**Given exercise:**
Copy the records that follow exactly as written, but not their pictures.
****************************************
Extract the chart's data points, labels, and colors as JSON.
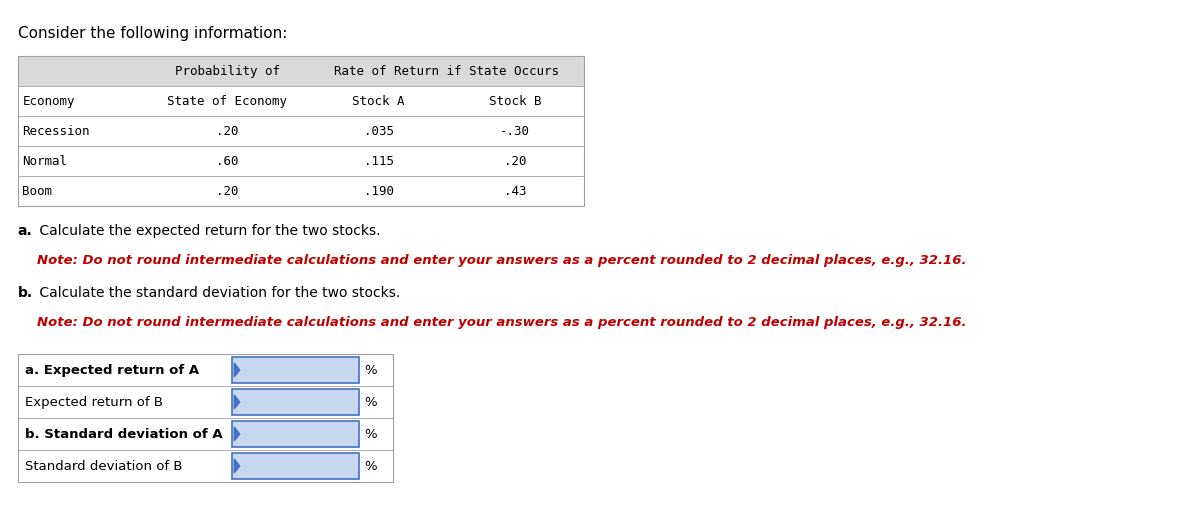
{
  "title": "Consider the following information:",
  "table1_header_row1": [
    "",
    "Probability of",
    "Rate of Return if State Occurs",
    ""
  ],
  "table1_header_row2": [
    "Economy",
    "State of Economy",
    "Stock A",
    "Stock B"
  ],
  "table1_rows": [
    [
      "Recession",
      ".20",
      ".035",
      "-.30"
    ],
    [
      "Normal",
      ".60",
      ".115",
      ".20"
    ],
    [
      "Boom",
      ".20",
      ".190",
      ".43"
    ]
  ],
  "part_a_label": "a.",
  "part_a_text": " Calculate the expected return for the two stocks.",
  "part_a_note_bold": "Note: Do not round intermediate calculations and enter your answers as a percent rounded to 2 decimal places, e.g., 32.16.",
  "part_b_label": "b.",
  "part_b_text": " Calculate the standard deviation for the two stocks.",
  "part_b_note_bold": "Note: Do not round intermediate calculations and enter your answers as a percent rounded to 2 decimal places, e.g., 32.16.",
  "answer_rows": [
    {
      "label": "a. Expected return of A",
      "bold": true
    },
    {
      "label": "Expected return of B",
      "bold": false
    },
    {
      "label": "b. Standard deviation of A",
      "bold": true
    },
    {
      "label": "Standard deviation of B",
      "bold": false
    }
  ],
  "bg_color": "#ffffff",
  "table_header_bg": "#d9d9d9",
  "table_border_color": "#a0a0a0",
  "input_box_color": "#c8d8f0",
  "input_border_color": "#4472c4",
  "note_color": "#c00000",
  "text_color": "#000000",
  "mono_font": "DejaVu Sans Mono",
  "sans_font": "DejaVu Sans"
}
****************************************
**Correct result:**
Extract the chart's data points, labels, and colors as JSON.
{
  "title": "Consider the following information:",
  "table1_header_row1": [
    "",
    "Probability of",
    "Rate of Return if State Occurs",
    ""
  ],
  "table1_header_row2": [
    "Economy",
    "State of Economy",
    "Stock A",
    "Stock B"
  ],
  "table1_rows": [
    [
      "Recession",
      ".20",
      ".035",
      "-.30"
    ],
    [
      "Normal",
      ".60",
      ".115",
      ".20"
    ],
    [
      "Boom",
      ".20",
      ".190",
      ".43"
    ]
  ],
  "part_a_label": "a.",
  "part_a_text": " Calculate the expected return for the two stocks.",
  "part_a_note_bold": "Note: Do not round intermediate calculations and enter your answers as a percent rounded to 2 decimal places, e.g., 32.16.",
  "part_b_label": "b.",
  "part_b_text": " Calculate the standard deviation for the two stocks.",
  "part_b_note_bold": "Note: Do not round intermediate calculations and enter your answers as a percent rounded to 2 decimal places, e.g., 32.16.",
  "answer_rows": [
    {
      "label": "a. Expected return of A",
      "bold": true
    },
    {
      "label": "Expected return of B",
      "bold": false
    },
    {
      "label": "b. Standard deviation of A",
      "bold": true
    },
    {
      "label": "Standard deviation of B",
      "bold": false
    }
  ],
  "bg_color": "#ffffff",
  "table_header_bg": "#d9d9d9",
  "table_border_color": "#a0a0a0",
  "input_box_color": "#c8d8f0",
  "input_border_color": "#4472c4",
  "note_color": "#c00000",
  "text_color": "#000000",
  "mono_font": "DejaVu Sans Mono",
  "sans_font": "DejaVu Sans"
}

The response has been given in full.